◆ Data records
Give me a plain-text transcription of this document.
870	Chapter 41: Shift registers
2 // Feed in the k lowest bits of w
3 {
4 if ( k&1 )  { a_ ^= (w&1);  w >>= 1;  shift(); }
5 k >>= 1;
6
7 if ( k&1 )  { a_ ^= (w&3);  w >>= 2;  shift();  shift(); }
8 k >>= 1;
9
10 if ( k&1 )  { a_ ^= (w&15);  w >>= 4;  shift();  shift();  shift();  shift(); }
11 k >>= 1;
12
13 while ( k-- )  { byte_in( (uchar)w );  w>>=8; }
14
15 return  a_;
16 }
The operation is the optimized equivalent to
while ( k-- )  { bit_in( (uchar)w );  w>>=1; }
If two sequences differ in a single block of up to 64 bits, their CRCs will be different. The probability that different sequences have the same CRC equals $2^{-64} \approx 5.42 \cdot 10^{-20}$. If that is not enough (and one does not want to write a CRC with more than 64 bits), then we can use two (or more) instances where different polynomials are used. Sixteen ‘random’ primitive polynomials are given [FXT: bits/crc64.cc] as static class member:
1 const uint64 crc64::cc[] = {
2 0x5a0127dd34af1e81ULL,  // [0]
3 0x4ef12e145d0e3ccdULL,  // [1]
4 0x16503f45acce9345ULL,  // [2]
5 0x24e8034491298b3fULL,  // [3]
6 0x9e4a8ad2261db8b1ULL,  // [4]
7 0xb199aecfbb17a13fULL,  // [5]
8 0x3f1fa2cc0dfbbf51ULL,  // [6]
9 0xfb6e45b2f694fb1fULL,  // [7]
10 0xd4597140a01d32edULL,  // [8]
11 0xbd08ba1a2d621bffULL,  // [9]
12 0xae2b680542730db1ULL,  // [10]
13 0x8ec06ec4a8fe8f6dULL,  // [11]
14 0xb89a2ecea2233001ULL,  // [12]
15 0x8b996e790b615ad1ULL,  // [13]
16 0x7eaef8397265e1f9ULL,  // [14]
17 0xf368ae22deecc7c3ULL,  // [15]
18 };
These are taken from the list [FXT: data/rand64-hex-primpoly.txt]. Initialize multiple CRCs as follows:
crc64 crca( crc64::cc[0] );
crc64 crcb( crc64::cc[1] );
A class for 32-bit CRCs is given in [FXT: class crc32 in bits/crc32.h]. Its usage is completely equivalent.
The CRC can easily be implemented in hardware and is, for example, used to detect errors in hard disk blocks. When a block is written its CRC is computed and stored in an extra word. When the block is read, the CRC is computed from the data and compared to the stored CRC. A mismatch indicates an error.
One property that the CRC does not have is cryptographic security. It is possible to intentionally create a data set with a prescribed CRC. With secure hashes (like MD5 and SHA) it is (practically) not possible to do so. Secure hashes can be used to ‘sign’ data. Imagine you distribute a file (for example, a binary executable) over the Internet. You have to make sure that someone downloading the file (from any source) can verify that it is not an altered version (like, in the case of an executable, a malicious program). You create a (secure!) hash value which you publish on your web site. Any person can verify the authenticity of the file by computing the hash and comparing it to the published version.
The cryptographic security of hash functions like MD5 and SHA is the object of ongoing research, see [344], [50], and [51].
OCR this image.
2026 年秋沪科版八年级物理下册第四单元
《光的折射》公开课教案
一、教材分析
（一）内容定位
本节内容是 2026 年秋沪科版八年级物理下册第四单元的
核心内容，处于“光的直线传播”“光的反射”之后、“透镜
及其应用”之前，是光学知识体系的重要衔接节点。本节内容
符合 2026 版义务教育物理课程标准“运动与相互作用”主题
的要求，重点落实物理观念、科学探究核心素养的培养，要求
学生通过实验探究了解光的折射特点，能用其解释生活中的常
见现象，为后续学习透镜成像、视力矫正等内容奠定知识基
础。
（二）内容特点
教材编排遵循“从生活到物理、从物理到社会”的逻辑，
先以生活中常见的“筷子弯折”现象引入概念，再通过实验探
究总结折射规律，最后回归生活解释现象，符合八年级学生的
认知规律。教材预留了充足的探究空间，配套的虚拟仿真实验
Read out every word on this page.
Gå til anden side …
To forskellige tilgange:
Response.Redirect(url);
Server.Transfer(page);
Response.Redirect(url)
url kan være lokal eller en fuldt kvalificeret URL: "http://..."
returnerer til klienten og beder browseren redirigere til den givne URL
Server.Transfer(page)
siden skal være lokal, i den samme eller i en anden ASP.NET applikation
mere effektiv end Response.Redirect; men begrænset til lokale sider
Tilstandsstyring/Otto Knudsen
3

◆ PROBLEM REQUIREMENTS
Reproduce only the lines running from the one with "Read out every word on this page." through the final line of the listing above, both ends included.

◆ EXERCISE OUTPUT
Read out every word on this page.
Gå til anden side …
To forskellige tilgange:
Response.Redirect(url);
Server.Transfer(page);
Response.Redirect(url)
url kan være lokal eller en fuldt kvalificeret URL: "http://..."
returnerer til klienten og beder browseren redirigere til den givne URL
Server.Transfer(page)
siden skal være lokal, i den samme eller i en anden ASP.NET applikation
mere effektiv end Response.Redirect; men begrænset til lokale sider
Tilstandsstyring/Otto Knudsen
3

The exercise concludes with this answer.